* _EXERCISE AIM_
Tally the lines in the following entries that include the word "خودمان"; state only the total.

* _INFORMATION SUPPLIED_
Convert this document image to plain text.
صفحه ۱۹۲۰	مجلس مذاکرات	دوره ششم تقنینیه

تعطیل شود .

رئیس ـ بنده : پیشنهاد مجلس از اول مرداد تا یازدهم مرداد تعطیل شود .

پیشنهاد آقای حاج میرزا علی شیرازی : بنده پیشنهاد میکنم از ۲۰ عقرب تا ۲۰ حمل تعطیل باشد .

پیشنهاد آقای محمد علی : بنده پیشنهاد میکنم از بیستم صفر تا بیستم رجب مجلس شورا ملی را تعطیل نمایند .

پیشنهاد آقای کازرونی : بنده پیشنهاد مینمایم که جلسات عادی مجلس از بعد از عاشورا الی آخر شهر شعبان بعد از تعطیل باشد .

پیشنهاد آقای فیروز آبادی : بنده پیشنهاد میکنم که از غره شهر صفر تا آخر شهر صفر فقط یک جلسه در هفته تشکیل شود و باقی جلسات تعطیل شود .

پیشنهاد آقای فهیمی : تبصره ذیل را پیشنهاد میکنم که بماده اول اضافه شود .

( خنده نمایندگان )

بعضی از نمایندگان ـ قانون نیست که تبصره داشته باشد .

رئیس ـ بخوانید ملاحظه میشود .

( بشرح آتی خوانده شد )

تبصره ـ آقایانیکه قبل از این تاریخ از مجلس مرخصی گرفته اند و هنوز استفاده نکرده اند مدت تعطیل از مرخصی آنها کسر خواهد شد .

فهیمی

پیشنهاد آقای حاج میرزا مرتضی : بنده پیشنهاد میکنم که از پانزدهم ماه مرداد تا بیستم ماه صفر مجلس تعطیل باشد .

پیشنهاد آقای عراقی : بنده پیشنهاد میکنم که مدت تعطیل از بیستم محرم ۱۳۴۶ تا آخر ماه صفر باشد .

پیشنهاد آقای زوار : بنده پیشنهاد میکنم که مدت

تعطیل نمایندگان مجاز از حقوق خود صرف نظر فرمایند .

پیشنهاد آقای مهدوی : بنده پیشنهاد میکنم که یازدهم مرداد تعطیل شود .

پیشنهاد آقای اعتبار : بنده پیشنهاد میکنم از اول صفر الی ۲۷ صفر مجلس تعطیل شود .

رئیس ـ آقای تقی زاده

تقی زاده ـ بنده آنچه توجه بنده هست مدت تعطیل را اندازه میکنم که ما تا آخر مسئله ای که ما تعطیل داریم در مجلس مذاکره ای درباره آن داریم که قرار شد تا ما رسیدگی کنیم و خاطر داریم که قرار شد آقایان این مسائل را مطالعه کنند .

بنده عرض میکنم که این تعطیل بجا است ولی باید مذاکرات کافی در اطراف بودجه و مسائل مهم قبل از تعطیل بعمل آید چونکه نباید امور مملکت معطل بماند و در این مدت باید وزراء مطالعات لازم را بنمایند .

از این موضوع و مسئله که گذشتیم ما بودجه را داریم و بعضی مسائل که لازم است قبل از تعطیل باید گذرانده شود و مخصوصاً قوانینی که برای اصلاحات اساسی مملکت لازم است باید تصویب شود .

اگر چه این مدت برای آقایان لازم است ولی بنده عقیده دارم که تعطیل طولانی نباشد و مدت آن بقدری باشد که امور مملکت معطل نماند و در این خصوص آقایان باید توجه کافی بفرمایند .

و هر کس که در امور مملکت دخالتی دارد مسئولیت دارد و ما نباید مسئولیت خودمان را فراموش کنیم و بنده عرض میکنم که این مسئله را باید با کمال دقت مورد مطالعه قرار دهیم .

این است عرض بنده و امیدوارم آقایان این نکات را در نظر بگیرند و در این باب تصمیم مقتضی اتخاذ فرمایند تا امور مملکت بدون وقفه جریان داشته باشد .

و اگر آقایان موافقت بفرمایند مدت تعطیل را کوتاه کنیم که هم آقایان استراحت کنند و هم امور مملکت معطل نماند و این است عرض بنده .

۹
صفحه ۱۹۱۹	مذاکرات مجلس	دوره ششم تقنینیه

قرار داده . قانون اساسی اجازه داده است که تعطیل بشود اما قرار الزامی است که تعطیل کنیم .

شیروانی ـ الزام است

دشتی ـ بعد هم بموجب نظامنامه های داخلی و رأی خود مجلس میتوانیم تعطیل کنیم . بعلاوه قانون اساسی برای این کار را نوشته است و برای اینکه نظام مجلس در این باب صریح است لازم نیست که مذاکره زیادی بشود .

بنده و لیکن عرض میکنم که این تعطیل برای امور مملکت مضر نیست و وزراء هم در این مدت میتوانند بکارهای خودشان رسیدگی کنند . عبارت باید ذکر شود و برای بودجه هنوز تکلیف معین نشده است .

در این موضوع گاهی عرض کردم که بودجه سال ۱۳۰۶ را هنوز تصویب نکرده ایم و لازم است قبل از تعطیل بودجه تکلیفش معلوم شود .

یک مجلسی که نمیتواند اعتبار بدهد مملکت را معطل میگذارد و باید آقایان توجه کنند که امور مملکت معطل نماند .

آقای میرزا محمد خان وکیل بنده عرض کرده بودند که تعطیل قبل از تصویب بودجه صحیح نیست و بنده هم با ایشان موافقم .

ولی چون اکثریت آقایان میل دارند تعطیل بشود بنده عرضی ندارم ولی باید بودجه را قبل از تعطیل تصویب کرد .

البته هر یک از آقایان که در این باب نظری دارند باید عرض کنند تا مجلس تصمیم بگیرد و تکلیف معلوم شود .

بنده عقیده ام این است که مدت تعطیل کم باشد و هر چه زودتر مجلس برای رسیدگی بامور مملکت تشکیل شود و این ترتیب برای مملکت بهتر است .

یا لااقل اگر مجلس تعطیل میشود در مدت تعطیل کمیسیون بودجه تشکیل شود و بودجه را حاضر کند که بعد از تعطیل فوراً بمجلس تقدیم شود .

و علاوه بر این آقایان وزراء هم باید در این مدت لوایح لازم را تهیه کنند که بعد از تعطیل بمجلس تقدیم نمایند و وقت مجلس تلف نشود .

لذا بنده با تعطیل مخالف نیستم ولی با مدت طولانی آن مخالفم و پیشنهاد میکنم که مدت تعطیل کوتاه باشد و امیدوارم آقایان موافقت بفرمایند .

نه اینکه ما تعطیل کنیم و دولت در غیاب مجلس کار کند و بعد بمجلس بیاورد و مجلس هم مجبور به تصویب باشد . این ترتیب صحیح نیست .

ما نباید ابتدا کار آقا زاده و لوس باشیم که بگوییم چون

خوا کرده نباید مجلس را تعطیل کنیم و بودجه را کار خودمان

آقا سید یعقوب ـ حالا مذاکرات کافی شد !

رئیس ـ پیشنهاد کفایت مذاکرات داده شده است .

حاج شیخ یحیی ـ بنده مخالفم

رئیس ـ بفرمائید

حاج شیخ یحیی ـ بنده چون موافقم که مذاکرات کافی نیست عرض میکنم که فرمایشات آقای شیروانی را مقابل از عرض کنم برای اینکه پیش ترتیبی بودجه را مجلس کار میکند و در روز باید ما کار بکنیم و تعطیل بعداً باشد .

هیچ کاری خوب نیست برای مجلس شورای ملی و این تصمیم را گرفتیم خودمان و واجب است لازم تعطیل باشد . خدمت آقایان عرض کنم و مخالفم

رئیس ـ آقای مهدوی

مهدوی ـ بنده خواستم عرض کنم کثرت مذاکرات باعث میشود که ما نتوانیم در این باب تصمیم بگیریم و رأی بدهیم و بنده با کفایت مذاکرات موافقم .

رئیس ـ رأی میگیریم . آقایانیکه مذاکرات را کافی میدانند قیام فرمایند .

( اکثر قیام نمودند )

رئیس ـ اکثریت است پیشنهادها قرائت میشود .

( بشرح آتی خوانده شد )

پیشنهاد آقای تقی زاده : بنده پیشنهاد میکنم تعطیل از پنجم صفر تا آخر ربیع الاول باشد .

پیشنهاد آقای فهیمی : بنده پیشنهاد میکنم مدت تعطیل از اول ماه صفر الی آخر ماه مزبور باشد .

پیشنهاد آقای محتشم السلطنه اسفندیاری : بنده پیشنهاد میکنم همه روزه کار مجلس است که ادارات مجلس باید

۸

* _RIGHT ANSWER_
3